== GIVEN INFORMATION ==
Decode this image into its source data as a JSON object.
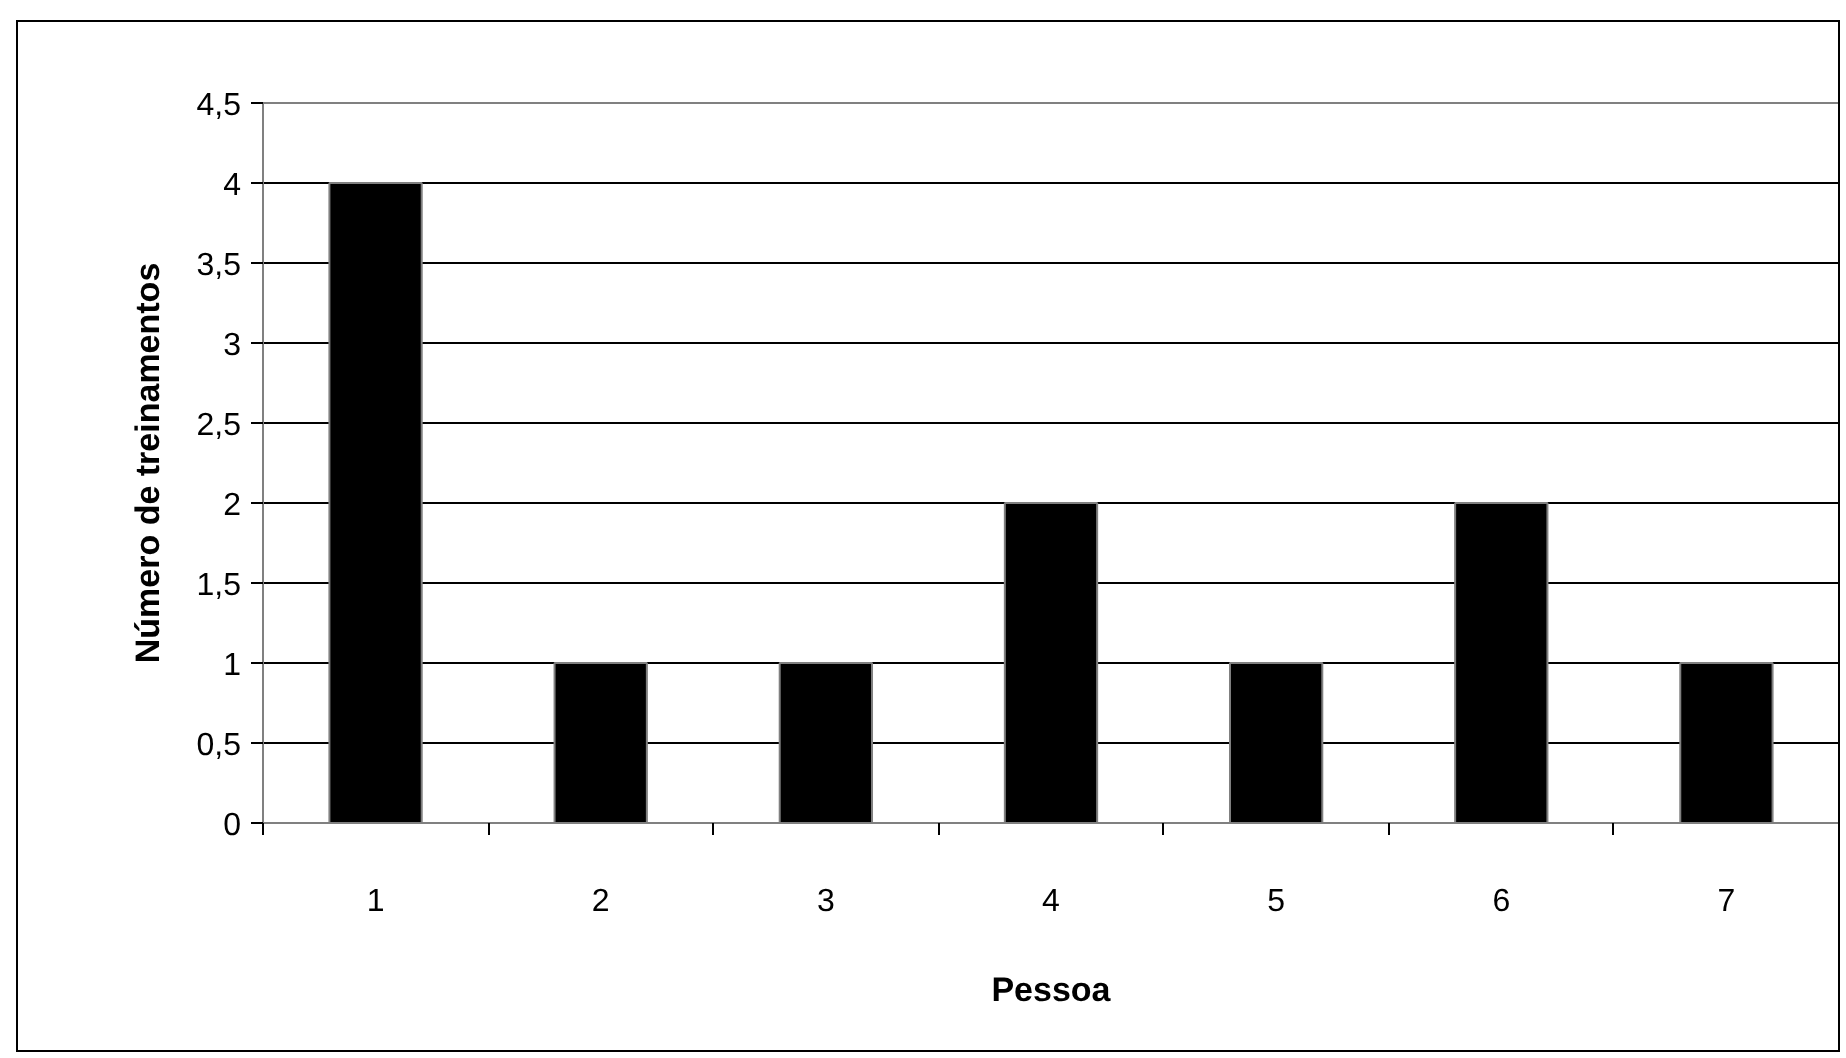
{
  "chart_data": {
    "type": "bar",
    "xlabel": "Pessoa",
    "ylabel": "Número de treinamentos",
    "categories": [
      "1",
      "2",
      "3",
      "4",
      "5",
      "6",
      "7"
    ],
    "values": [
      4,
      1,
      1,
      2,
      1,
      2,
      1
    ],
    "color": "#000000",
    "ylim": [
      0,
      4.5
    ],
    "yticks": [
      0,
      {
        "value": 0.5,
        "label": "0,5"
      },
      1,
      {
        "value": 1.5,
        "label": "1,5"
      },
      2,
      {
        "value": 2.5,
        "label": "2,5"
      },
      3,
      {
        "value": 3.5,
        "label": "3,5"
      },
      4,
      {
        "value": 4.5,
        "label": "4,5"
      }
    ],
    "grid": "y"
  }
}
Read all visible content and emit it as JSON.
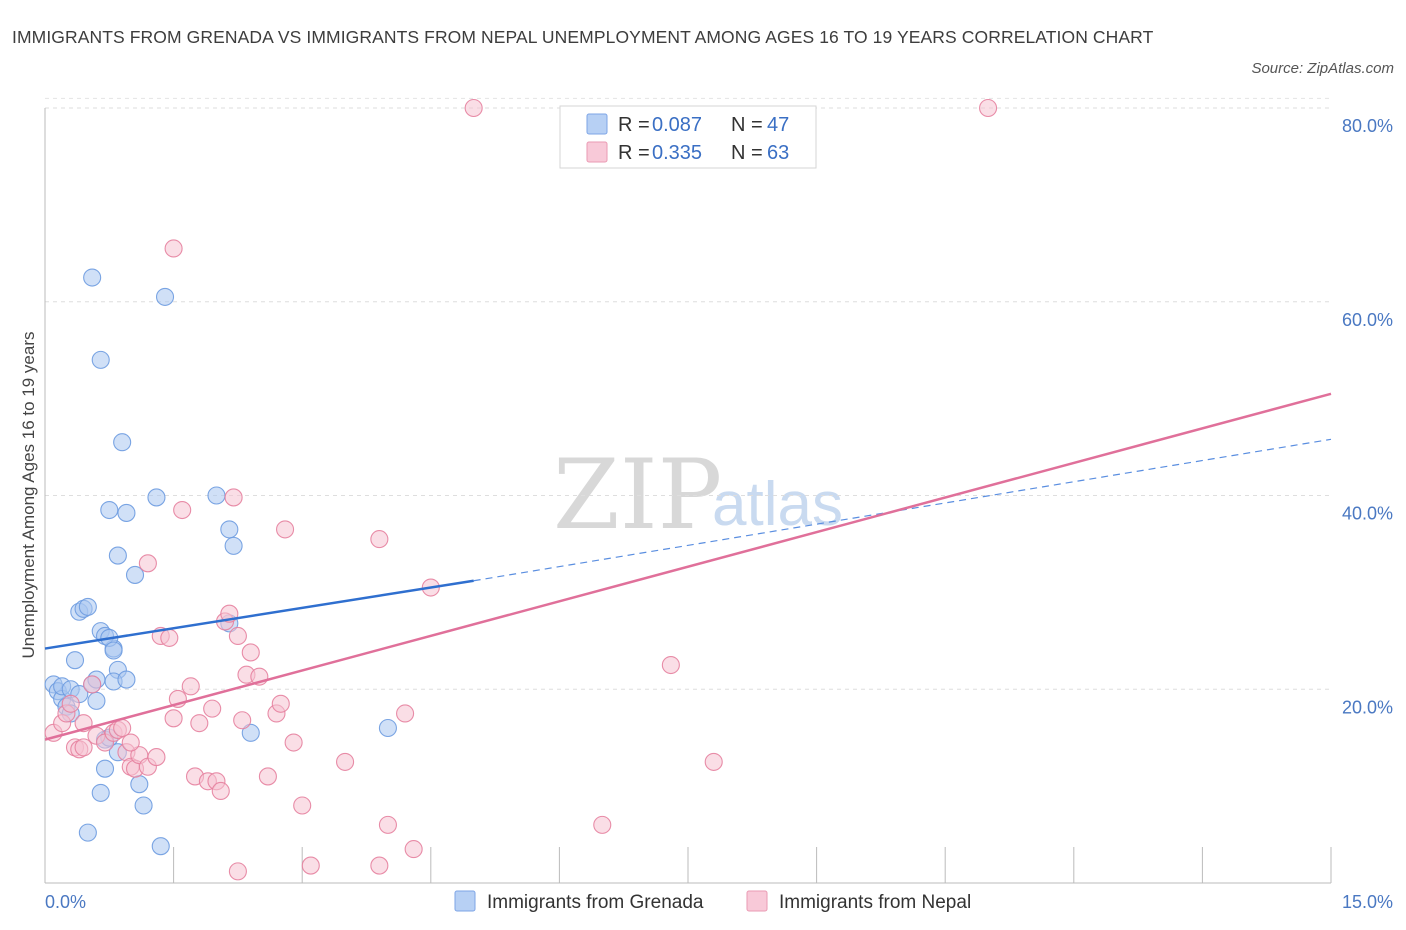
{
  "header": {
    "title": "IMMIGRANTS FROM GRENADA VS IMMIGRANTS FROM NEPAL UNEMPLOYMENT AMONG AGES 16 TO 19 YEARS CORRELATION CHART",
    "source": "Source: ZipAtlas.com"
  },
  "watermark": {
    "zip": "ZIP",
    "atlas": "atlas"
  },
  "legend": {
    "rows": [
      {
        "r_label": "R = ",
        "r_value": "0.087",
        "n_label": "N = ",
        "n_value": "47",
        "color": "#9dbfed"
      },
      {
        "r_label": "R = ",
        "r_value": "0.335",
        "n_label": "N = ",
        "n_value": "63",
        "color": "#f4b8cb"
      }
    ]
  },
  "chart_data": {
    "type": "scatter",
    "title": "IMMIGRANTS FROM GRENADA VS IMMIGRANTS FROM NEPAL UNEMPLOYMENT AMONG AGES 16 TO 19 YEARS CORRELATION CHART",
    "xlabel": "",
    "ylabel": "Unemployment Among Ages 16 to 19 years",
    "xlim": [
      0,
      15
    ],
    "ylim": [
      0,
      80
    ],
    "x_tick_labels": [
      "0.0%",
      "15.0%"
    ],
    "y_ticks": [
      20,
      40,
      60,
      80
    ],
    "y_tick_labels": [
      "20.0%",
      "40.0%",
      "60.0%",
      "80.0%"
    ],
    "grid": true,
    "legend_position": "top-center",
    "series": [
      {
        "name": "Immigrants from Grenada",
        "color": "#6d9be0",
        "fill": "#a9c7f0",
        "R": 0.087,
        "N": 47,
        "trend": {
          "x": [
            0,
            5.0
          ],
          "y": [
            24.2,
            31.2
          ],
          "dashed_to_x": 15,
          "dashed_to_y": 45.8
        },
        "points": [
          [
            0.1,
            20.5
          ],
          [
            0.15,
            19.8
          ],
          [
            0.2,
            19.0
          ],
          [
            0.25,
            18.2
          ],
          [
            0.3,
            17.5
          ],
          [
            0.2,
            20.3
          ],
          [
            0.35,
            23.0
          ],
          [
            0.4,
            28.0
          ],
          [
            0.45,
            28.3
          ],
          [
            0.5,
            28.5
          ],
          [
            0.55,
            20.5
          ],
          [
            0.6,
            21.0
          ],
          [
            0.7,
            14.8
          ],
          [
            0.75,
            15.0
          ],
          [
            0.8,
            24.2
          ],
          [
            0.85,
            22.0
          ],
          [
            0.55,
            62.5
          ],
          [
            0.5,
            5.2
          ],
          [
            0.65,
            54.0
          ],
          [
            0.9,
            45.5
          ],
          [
            0.75,
            38.5
          ],
          [
            0.95,
            38.2
          ],
          [
            0.85,
            33.8
          ],
          [
            1.05,
            31.8
          ],
          [
            0.65,
            26.0
          ],
          [
            0.7,
            25.5
          ],
          [
            0.75,
            25.3
          ],
          [
            0.8,
            20.8
          ],
          [
            0.95,
            21.0
          ],
          [
            0.85,
            13.5
          ],
          [
            0.7,
            11.8
          ],
          [
            0.65,
            9.3
          ],
          [
            1.1,
            10.2
          ],
          [
            1.15,
            8.0
          ],
          [
            1.4,
            60.5
          ],
          [
            1.3,
            39.8
          ],
          [
            2.0,
            40.0
          ],
          [
            2.15,
            36.5
          ],
          [
            2.2,
            34.8
          ],
          [
            2.15,
            26.8
          ],
          [
            2.4,
            15.5
          ],
          [
            4.0,
            16.0
          ],
          [
            1.35,
            3.8
          ],
          [
            0.3,
            20.0
          ],
          [
            0.4,
            19.5
          ],
          [
            0.6,
            18.8
          ],
          [
            0.8,
            24.0
          ]
        ]
      },
      {
        "name": "Immigrants from Nepal",
        "color": "#e6819f",
        "fill": "#f6c2d2",
        "R": 0.335,
        "N": 63,
        "trend": {
          "x": [
            0,
            15
          ],
          "y": [
            14.8,
            50.5
          ]
        },
        "points": [
          [
            0.1,
            15.5
          ],
          [
            0.2,
            16.5
          ],
          [
            0.25,
            17.5
          ],
          [
            0.3,
            18.5
          ],
          [
            0.35,
            14.0
          ],
          [
            0.4,
            13.8
          ],
          [
            0.45,
            16.5
          ],
          [
            0.55,
            20.5
          ],
          [
            0.6,
            15.2
          ],
          [
            0.7,
            14.5
          ],
          [
            0.8,
            15.5
          ],
          [
            0.85,
            15.8
          ],
          [
            0.9,
            16.0
          ],
          [
            0.95,
            13.5
          ],
          [
            1.0,
            12.0
          ],
          [
            1.05,
            11.8
          ],
          [
            1.1,
            13.2
          ],
          [
            1.2,
            12.0
          ],
          [
            1.3,
            13.0
          ],
          [
            1.35,
            25.5
          ],
          [
            1.45,
            25.3
          ],
          [
            1.5,
            17.0
          ],
          [
            1.55,
            19.0
          ],
          [
            1.6,
            38.5
          ],
          [
            1.7,
            20.3
          ],
          [
            1.75,
            11.0
          ],
          [
            1.8,
            16.5
          ],
          [
            1.9,
            10.5
          ],
          [
            1.95,
            18.0
          ],
          [
            2.0,
            10.5
          ],
          [
            2.05,
            9.5
          ],
          [
            2.1,
            27.0
          ],
          [
            2.15,
            27.8
          ],
          [
            2.2,
            39.8
          ],
          [
            2.25,
            25.5
          ],
          [
            2.3,
            16.8
          ],
          [
            2.35,
            21.5
          ],
          [
            2.4,
            23.8
          ],
          [
            2.5,
            21.3
          ],
          [
            2.6,
            11.0
          ],
          [
            2.7,
            17.5
          ],
          [
            2.75,
            18.5
          ],
          [
            2.8,
            36.5
          ],
          [
            2.9,
            14.5
          ],
          [
            3.0,
            8.0
          ],
          [
            3.1,
            1.8
          ],
          [
            3.5,
            12.5
          ],
          [
            3.9,
            35.5
          ],
          [
            4.0,
            6.0
          ],
          [
            4.2,
            17.5
          ],
          [
            4.3,
            3.5
          ],
          [
            4.5,
            30.5
          ],
          [
            1.5,
            65.5
          ],
          [
            5.0,
            80.0
          ],
          [
            6.5,
            6.0
          ],
          [
            7.3,
            22.5
          ],
          [
            7.8,
            12.5
          ],
          [
            11.0,
            80.0
          ],
          [
            3.9,
            1.8
          ],
          [
            2.25,
            1.2
          ],
          [
            1.0,
            14.5
          ],
          [
            1.2,
            33.0
          ],
          [
            0.45,
            14.0
          ]
        ]
      }
    ]
  }
}
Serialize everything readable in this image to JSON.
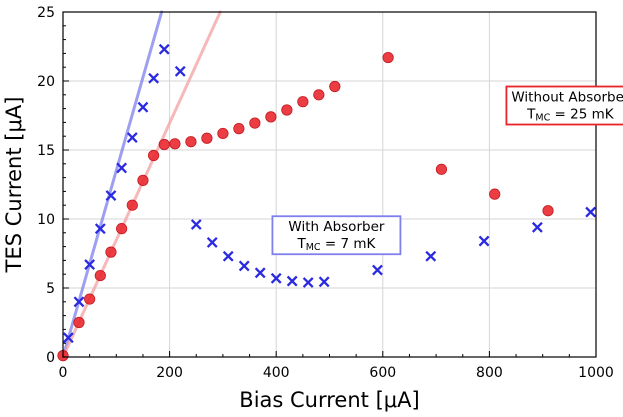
{
  "chart_data": {
    "type": "scatter",
    "xlabel": "Bias Current [μA]",
    "ylabel": "TES Current [μA]",
    "xlim": [
      0,
      1000
    ],
    "ylim": [
      0,
      25
    ],
    "xticks": [
      0,
      200,
      400,
      600,
      800,
      1000
    ],
    "yticks": [
      0,
      5,
      10,
      15,
      20,
      25
    ],
    "grid": true,
    "series": [
      {
        "marker": "circle",
        "color": "#e8232a",
        "x": [
          0,
          30,
          50,
          70,
          90,
          110,
          130,
          150,
          170,
          190,
          210,
          240,
          270,
          300,
          330,
          360,
          390,
          420,
          450,
          480,
          510,
          610,
          710,
          810,
          910
        ],
        "y": [
          0.1,
          2.5,
          4.2,
          5.9,
          7.6,
          9.3,
          11.0,
          12.8,
          14.6,
          15.4,
          15.45,
          15.6,
          15.85,
          16.2,
          16.55,
          16.95,
          17.4,
          17.9,
          18.5,
          19.0,
          19.6,
          21.7,
          13.6,
          11.8,
          10.6
        ]
      },
      {
        "marker": "x",
        "color": "#2a2ae0",
        "x": [
          10,
          30,
          50,
          70,
          90,
          110,
          130,
          150,
          170,
          190,
          220,
          250,
          280,
          310,
          340,
          370,
          400,
          430,
          460,
          490,
          590,
          690,
          790,
          890,
          990
        ],
        "y": [
          1.4,
          4.0,
          6.7,
          9.3,
          11.7,
          13.7,
          15.9,
          18.1,
          20.2,
          22.3,
          20.7,
          9.6,
          8.3,
          7.3,
          6.6,
          6.1,
          5.7,
          5.5,
          5.4,
          5.45,
          6.3,
          7.3,
          8.4,
          9.4,
          10.5
        ]
      }
    ],
    "fit_lines": [
      {
        "color": "#7f7fee",
        "x": [
          0,
          185
        ],
        "y": [
          0,
          25
        ]
      },
      {
        "color": "#f3a0a2",
        "x": [
          0,
          295
        ],
        "y": [
          0,
          25
        ]
      }
    ],
    "annotations": [
      {
        "lines": [
          "Without Absorber",
          "T_MC = 25 mK"
        ],
        "border": "#e8232a",
        "anchor": [
          952,
          19.6
        ]
      },
      {
        "lines": [
          "With Absorber",
          "T_MC = 7 mK"
        ],
        "border": "#7f7fee",
        "anchor": [
          513,
          10.2
        ]
      }
    ]
  }
}
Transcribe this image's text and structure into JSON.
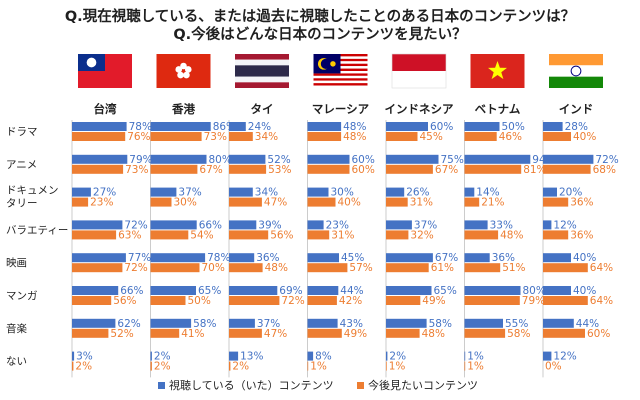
{
  "title_line1": "Q.現在視聴している、または過去に視聴したことのある日本のコンテンツは？",
  "title_line2": "Q.今後はどんな日本のコンテンツを見たい？",
  "colors": {
    "watched": "#4472C4",
    "want": "#ED7D31"
  },
  "legend": {
    "watched": "視聴している（いた）コンテンツ",
    "want": "今後見たいコンテンツ"
  },
  "chart_data": {
    "type": "bar",
    "orientation": "horizontal",
    "xlim": [
      0,
      100
    ],
    "unit": "%",
    "countries": [
      {
        "name": "台湾",
        "flag": "taiwan-flag"
      },
      {
        "name": "香港",
        "flag": "hong-kong-flag"
      },
      {
        "name": "タイ",
        "flag": "thailand-flag"
      },
      {
        "name": "マレーシア",
        "flag": "malaysia-flag"
      },
      {
        "name": "インドネシア",
        "flag": "indonesia-flag"
      },
      {
        "name": "ベトナム",
        "flag": "vietnam-flag"
      },
      {
        "name": "インド",
        "flag": "india-flag"
      }
    ],
    "categories": [
      {
        "label": "ドラマ"
      },
      {
        "label": "アニメ"
      },
      {
        "label": "ドキュメン\nタリー"
      },
      {
        "label": "バラエティー"
      },
      {
        "label": "映画"
      },
      {
        "label": "マンガ"
      },
      {
        "label": "音楽"
      },
      {
        "label": "ない"
      }
    ],
    "series": [
      {
        "name": "視聴している（いた）コンテンツ",
        "values": [
          [
            78,
            86,
            24,
            48,
            60,
            50,
            28
          ],
          [
            79,
            80,
            52,
            60,
            75,
            94,
            72
          ],
          [
            27,
            37,
            34,
            30,
            26,
            14,
            20
          ],
          [
            72,
            66,
            39,
            23,
            37,
            33,
            12
          ],
          [
            77,
            78,
            36,
            45,
            67,
            36,
            40
          ],
          [
            66,
            65,
            69,
            44,
            65,
            80,
            40
          ],
          [
            62,
            58,
            37,
            43,
            58,
            55,
            44
          ],
          [
            3,
            2,
            13,
            8,
            2,
            1,
            12
          ]
        ]
      },
      {
        "name": "今後見たいコンテンツ",
        "values": [
          [
            76,
            73,
            34,
            48,
            45,
            46,
            40
          ],
          [
            73,
            67,
            53,
            60,
            67,
            81,
            68
          ],
          [
            23,
            30,
            47,
            40,
            31,
            21,
            36
          ],
          [
            63,
            54,
            56,
            31,
            32,
            48,
            36
          ],
          [
            72,
            70,
            48,
            57,
            61,
            51,
            64
          ],
          [
            56,
            50,
            72,
            42,
            49,
            79,
            64
          ],
          [
            52,
            41,
            47,
            49,
            48,
            58,
            60
          ],
          [
            2,
            2,
            2,
            1,
            1,
            1,
            0
          ]
        ]
      }
    ]
  }
}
===
• PROMPT: Count every line in the preceding entries where the string "Current" appears, then state only the total.

• TASK RESPONSE: 2